__PROBLEM__:
Find every line of the listing below where "JSON" appears, and copy it.

__MATERIAL SHOWN__:
--- START ---

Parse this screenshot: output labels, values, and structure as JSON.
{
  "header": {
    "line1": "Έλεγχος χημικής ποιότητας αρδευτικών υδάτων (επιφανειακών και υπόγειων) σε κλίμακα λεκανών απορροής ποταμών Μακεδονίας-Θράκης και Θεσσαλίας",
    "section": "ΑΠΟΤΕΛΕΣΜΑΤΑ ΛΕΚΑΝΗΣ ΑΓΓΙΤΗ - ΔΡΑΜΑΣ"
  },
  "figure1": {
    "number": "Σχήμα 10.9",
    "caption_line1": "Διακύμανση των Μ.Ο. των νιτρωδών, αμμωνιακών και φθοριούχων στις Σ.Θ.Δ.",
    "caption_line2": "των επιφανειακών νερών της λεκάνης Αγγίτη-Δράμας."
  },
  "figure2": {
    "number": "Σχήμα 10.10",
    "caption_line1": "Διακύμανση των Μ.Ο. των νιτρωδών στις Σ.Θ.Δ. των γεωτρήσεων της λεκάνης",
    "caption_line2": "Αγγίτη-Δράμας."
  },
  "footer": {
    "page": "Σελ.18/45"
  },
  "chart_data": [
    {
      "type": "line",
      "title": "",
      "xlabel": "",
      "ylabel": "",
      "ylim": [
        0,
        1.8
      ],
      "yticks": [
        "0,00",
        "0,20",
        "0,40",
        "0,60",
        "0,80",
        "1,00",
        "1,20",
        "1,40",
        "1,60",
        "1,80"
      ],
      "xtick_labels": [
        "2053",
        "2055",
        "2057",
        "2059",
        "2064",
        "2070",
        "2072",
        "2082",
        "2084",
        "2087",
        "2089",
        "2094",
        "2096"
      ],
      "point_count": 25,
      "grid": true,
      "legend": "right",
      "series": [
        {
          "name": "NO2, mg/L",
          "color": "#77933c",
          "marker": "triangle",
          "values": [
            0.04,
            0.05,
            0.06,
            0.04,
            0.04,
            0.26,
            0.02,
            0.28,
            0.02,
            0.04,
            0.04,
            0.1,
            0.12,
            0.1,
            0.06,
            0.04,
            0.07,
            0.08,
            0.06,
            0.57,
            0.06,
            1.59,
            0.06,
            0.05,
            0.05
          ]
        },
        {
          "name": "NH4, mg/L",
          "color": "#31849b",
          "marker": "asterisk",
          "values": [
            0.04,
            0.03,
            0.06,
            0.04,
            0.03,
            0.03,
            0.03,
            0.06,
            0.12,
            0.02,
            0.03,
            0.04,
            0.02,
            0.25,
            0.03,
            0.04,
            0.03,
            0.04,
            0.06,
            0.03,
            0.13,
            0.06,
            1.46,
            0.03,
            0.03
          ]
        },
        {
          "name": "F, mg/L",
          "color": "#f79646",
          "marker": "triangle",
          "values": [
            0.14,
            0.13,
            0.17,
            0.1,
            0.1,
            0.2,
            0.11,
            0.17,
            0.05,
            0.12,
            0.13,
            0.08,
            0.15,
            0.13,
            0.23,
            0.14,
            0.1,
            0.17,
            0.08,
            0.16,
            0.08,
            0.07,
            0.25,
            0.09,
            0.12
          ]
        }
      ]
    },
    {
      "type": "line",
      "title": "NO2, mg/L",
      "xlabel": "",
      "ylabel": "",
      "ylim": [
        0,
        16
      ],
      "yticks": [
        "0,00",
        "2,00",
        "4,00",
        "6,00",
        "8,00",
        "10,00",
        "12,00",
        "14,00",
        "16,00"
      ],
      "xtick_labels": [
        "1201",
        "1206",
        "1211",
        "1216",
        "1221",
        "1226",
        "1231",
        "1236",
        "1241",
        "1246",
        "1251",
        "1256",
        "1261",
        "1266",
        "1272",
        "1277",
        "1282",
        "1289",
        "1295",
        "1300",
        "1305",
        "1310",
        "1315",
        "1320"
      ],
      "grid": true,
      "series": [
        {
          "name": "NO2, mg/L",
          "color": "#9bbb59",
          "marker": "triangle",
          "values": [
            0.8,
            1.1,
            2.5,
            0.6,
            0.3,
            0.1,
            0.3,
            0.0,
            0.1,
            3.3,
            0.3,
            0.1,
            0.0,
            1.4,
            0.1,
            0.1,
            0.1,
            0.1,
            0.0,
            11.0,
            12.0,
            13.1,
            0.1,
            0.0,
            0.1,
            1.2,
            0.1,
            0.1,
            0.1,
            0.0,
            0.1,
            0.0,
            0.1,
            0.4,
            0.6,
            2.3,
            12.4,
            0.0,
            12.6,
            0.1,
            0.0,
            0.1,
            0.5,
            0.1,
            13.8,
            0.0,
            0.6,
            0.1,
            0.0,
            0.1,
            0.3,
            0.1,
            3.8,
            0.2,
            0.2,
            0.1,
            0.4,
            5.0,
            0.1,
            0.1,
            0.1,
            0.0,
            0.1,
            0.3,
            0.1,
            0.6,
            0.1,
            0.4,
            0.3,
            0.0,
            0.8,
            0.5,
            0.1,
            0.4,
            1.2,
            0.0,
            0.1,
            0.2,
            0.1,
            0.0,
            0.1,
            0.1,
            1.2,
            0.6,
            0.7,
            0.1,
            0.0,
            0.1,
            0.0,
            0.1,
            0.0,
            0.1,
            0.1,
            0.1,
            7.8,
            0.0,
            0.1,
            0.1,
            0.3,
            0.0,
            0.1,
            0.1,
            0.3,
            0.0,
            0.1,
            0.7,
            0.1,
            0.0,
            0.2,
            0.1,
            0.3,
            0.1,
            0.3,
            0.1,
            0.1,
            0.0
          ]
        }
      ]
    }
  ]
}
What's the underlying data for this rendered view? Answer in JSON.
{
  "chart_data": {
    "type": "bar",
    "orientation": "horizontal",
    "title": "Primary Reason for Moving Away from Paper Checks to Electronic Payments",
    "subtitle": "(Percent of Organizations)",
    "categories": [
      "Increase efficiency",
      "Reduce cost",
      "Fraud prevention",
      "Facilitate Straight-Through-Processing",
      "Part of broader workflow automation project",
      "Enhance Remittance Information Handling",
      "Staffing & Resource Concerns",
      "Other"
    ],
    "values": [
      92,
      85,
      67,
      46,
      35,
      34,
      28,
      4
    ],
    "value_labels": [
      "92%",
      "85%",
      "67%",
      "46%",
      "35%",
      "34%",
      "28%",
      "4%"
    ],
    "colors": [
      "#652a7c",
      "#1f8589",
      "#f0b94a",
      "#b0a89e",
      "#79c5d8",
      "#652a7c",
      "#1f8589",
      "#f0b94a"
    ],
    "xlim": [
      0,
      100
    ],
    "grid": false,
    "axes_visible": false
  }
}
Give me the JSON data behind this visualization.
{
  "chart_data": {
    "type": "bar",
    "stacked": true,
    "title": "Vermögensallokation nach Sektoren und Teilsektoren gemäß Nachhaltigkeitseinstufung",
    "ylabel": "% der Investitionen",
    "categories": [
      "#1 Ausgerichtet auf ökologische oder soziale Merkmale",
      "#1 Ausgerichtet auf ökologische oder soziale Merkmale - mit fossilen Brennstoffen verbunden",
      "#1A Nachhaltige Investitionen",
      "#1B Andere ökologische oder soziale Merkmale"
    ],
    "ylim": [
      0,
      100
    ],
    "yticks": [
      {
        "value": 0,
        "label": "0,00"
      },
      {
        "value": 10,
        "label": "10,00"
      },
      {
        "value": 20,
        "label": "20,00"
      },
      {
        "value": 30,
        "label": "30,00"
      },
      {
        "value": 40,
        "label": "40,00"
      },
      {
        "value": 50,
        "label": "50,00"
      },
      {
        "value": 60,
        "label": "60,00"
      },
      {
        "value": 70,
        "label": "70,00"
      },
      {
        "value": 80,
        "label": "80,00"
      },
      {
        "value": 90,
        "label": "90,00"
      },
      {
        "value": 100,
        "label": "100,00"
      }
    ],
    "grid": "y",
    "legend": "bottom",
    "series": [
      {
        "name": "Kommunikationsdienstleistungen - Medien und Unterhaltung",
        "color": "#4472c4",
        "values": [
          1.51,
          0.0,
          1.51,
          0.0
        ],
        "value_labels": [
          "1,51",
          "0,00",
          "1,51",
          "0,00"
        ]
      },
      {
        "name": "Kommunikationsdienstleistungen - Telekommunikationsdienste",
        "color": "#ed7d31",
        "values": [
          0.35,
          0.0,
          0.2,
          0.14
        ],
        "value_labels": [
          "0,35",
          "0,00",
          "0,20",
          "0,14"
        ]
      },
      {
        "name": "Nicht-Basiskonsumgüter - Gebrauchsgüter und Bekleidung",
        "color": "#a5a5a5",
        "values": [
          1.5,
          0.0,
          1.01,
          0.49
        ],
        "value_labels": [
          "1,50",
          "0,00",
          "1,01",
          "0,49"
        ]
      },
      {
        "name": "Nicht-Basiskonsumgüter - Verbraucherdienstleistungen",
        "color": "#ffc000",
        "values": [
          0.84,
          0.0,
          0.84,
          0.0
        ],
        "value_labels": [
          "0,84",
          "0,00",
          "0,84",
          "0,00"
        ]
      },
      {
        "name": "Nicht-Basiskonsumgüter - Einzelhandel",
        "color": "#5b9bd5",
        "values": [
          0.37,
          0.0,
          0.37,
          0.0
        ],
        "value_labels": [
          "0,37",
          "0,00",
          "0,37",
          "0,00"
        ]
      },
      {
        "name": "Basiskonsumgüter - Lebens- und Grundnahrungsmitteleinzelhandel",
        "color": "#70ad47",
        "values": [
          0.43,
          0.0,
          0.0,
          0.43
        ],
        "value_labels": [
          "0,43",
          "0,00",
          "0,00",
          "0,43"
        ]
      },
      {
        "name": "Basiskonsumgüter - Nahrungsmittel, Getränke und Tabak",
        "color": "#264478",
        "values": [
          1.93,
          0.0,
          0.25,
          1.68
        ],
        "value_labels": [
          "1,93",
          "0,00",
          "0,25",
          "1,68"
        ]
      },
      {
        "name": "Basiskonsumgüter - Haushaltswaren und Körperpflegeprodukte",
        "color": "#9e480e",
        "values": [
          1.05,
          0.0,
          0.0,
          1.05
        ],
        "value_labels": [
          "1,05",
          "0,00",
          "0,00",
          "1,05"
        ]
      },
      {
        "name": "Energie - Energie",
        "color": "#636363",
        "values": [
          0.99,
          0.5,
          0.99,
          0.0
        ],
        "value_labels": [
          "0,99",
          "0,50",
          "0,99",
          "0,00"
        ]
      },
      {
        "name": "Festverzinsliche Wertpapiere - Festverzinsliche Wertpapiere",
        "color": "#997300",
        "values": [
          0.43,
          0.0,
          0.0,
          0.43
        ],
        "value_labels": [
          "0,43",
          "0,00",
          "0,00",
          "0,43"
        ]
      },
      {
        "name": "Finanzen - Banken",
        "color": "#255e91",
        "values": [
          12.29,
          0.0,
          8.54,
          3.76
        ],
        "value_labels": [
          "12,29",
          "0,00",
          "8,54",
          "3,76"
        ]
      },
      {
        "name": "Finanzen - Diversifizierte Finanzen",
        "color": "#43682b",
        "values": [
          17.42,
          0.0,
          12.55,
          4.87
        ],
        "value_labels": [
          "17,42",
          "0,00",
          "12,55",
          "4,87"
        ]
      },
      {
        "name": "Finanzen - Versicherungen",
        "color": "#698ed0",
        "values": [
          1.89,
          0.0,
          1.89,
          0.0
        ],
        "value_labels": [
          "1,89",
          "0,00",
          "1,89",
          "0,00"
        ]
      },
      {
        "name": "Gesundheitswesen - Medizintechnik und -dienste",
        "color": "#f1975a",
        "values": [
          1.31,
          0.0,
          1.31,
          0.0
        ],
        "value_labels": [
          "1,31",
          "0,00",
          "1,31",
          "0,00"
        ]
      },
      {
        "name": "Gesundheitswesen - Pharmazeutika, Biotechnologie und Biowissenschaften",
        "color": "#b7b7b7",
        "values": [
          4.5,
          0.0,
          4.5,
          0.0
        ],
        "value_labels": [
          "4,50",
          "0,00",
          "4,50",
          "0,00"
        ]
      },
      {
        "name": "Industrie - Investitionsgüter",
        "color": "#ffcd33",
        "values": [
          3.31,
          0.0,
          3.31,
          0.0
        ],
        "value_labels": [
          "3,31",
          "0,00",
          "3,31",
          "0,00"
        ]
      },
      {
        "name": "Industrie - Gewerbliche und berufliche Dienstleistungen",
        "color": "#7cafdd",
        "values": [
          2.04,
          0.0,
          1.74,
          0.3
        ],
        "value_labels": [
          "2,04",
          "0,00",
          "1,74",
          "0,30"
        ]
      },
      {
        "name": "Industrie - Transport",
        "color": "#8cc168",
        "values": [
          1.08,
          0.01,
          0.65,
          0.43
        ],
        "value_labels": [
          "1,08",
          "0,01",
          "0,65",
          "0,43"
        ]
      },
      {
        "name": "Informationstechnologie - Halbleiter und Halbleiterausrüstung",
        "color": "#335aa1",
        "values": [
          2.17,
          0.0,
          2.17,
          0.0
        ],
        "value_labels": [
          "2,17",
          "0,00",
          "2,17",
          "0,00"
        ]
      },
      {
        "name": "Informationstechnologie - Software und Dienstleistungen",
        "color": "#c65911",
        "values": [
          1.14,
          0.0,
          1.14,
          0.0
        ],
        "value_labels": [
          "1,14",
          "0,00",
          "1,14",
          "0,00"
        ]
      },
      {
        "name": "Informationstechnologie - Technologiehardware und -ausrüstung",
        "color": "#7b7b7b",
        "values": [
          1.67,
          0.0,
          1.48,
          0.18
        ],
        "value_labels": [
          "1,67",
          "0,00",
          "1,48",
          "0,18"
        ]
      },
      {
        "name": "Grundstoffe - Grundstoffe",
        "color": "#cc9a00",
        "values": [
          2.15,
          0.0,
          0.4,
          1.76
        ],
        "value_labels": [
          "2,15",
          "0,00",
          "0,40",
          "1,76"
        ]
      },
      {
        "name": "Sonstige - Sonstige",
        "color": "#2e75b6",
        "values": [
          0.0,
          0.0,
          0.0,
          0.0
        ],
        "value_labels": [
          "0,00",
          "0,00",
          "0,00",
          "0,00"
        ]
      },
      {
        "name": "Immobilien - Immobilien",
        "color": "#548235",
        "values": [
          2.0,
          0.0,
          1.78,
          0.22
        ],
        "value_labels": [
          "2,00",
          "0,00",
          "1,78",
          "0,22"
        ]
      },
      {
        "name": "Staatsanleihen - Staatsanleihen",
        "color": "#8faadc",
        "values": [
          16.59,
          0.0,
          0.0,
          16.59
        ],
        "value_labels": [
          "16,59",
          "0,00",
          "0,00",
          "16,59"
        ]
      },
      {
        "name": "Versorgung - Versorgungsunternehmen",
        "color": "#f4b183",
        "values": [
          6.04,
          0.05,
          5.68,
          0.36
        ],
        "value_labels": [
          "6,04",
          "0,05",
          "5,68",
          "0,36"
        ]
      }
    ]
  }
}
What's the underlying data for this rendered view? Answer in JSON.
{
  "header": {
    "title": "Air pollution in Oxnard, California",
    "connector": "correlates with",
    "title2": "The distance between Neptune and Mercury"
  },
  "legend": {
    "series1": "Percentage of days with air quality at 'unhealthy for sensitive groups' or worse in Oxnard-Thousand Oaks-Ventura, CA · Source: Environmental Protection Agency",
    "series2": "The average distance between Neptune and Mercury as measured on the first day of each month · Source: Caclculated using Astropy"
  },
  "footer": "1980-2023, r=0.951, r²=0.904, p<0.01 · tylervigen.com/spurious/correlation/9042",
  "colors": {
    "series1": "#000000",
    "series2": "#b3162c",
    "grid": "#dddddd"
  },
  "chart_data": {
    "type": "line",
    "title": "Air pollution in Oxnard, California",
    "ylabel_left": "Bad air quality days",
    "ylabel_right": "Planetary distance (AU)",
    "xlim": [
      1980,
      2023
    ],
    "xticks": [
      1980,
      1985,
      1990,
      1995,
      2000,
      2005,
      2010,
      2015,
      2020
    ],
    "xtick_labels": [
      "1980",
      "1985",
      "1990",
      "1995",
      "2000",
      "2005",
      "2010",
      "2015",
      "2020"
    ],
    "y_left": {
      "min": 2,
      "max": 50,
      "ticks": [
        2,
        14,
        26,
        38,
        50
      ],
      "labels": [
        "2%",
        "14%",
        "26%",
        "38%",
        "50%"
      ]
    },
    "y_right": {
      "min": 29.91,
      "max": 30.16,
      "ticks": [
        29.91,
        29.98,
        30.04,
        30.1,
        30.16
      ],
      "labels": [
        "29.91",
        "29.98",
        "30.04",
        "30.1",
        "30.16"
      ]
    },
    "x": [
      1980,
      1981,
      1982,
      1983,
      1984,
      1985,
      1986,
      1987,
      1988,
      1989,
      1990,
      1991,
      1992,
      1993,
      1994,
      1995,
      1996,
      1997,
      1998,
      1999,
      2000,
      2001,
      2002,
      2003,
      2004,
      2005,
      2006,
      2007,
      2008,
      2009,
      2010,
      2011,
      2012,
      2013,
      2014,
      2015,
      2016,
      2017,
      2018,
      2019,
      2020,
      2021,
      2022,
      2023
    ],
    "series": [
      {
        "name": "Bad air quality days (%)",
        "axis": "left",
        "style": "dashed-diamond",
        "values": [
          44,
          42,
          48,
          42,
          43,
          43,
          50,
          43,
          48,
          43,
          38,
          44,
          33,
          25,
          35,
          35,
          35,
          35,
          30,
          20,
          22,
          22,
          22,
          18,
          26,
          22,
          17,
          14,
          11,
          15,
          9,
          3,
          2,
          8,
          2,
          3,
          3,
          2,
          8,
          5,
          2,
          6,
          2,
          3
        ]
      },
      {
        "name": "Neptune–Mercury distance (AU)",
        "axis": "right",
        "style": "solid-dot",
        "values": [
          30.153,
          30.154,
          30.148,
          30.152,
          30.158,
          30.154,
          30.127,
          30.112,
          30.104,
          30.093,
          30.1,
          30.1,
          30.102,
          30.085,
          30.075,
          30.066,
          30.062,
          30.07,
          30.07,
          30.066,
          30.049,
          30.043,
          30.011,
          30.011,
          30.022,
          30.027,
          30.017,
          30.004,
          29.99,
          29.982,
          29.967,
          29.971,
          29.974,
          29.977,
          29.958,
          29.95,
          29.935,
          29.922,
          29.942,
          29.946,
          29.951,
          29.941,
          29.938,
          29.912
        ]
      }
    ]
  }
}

--- END ---

__RESULT OF THE EXERCISE__:
Parse this screenshot: output labels, values, and structure as JSON.
What's the underlying data for this rendered view? Answer in JSON.
Give me the JSON data behind this visualization.
What's the underlying data for this rendered view? Answer in JSON.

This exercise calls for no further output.